** Task requirements **
What is the number of lines containing the word "heading"? Give that number alone.

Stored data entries
::::

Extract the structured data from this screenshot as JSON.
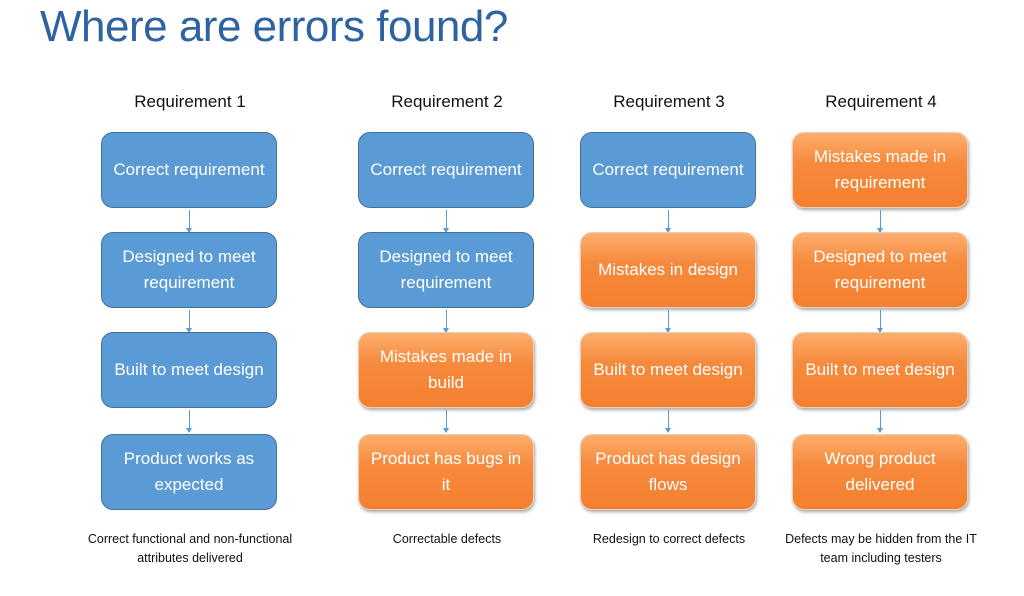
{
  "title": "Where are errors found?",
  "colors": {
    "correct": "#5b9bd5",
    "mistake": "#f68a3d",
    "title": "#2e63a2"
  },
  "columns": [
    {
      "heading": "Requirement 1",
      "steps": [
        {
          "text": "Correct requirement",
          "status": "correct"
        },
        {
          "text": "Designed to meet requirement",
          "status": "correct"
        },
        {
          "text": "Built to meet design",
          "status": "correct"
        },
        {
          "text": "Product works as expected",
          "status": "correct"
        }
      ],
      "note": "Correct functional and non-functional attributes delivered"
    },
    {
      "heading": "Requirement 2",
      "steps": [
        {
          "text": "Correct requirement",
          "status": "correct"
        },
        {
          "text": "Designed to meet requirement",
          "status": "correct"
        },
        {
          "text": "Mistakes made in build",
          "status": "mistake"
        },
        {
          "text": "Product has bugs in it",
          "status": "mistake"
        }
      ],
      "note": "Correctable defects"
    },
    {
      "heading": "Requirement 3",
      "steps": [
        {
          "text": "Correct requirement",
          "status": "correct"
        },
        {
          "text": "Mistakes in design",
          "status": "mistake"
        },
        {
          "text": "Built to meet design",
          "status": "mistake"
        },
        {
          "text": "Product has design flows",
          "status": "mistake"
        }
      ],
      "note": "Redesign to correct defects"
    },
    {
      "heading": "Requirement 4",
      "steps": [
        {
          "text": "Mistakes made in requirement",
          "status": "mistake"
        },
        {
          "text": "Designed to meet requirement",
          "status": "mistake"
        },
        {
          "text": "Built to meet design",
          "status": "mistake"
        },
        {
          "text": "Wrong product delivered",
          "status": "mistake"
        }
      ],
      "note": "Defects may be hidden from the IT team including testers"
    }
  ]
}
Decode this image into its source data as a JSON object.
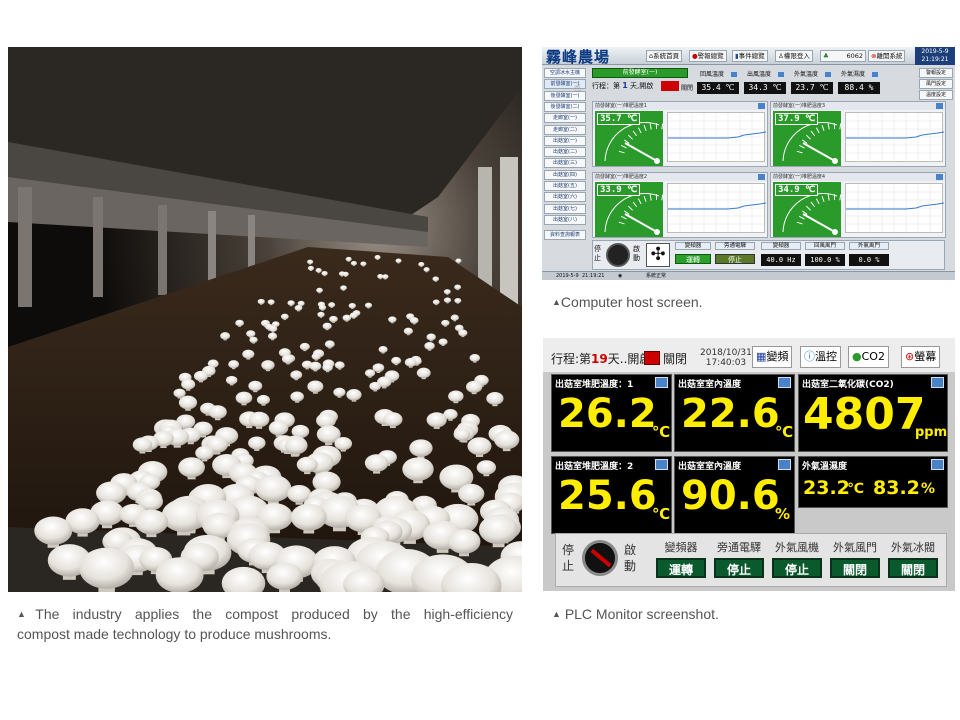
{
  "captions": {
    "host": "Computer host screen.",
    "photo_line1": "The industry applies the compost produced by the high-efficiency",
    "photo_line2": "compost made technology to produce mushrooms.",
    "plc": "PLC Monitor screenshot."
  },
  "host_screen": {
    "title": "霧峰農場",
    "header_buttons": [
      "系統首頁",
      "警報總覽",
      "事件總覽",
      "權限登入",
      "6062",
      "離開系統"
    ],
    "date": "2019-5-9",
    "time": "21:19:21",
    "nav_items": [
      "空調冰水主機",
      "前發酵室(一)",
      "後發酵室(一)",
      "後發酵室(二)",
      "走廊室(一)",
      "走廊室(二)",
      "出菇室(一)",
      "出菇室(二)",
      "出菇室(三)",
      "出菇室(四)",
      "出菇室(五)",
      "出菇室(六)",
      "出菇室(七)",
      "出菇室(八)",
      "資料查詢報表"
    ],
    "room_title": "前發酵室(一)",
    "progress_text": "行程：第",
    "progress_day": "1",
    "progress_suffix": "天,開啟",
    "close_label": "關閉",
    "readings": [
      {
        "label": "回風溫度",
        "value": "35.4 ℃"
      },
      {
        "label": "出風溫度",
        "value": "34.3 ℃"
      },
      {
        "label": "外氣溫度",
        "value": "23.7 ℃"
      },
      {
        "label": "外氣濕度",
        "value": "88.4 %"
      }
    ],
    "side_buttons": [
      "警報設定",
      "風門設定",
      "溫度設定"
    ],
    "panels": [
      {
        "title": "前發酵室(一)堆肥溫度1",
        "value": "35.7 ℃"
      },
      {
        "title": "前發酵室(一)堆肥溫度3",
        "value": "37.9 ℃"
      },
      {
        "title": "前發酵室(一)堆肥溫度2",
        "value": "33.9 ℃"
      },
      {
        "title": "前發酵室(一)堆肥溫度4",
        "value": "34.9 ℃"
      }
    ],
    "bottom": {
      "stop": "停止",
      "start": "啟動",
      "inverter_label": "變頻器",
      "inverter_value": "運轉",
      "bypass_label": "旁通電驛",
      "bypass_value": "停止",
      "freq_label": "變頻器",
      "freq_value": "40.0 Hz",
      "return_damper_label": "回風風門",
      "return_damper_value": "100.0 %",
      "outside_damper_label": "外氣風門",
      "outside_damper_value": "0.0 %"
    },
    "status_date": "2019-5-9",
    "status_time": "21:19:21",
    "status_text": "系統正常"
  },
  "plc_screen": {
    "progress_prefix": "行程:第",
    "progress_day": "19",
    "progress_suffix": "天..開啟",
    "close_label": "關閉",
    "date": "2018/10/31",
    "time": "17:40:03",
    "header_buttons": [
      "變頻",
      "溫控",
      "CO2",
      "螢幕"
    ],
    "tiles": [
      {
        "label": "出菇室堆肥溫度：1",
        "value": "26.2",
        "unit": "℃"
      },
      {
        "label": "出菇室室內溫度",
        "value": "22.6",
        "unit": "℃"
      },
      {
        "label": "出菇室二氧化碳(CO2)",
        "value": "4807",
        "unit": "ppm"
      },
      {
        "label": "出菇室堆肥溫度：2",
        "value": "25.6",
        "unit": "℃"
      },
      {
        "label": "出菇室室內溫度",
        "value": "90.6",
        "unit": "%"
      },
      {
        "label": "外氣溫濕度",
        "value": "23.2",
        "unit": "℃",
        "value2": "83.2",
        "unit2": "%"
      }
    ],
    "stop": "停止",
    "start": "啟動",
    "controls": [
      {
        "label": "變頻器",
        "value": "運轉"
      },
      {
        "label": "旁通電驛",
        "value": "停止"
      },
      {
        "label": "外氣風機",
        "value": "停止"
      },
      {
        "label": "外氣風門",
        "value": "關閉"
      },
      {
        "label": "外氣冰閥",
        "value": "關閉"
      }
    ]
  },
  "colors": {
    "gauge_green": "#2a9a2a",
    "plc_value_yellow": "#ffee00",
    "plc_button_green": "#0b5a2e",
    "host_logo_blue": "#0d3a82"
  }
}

::::

** Finished task **
4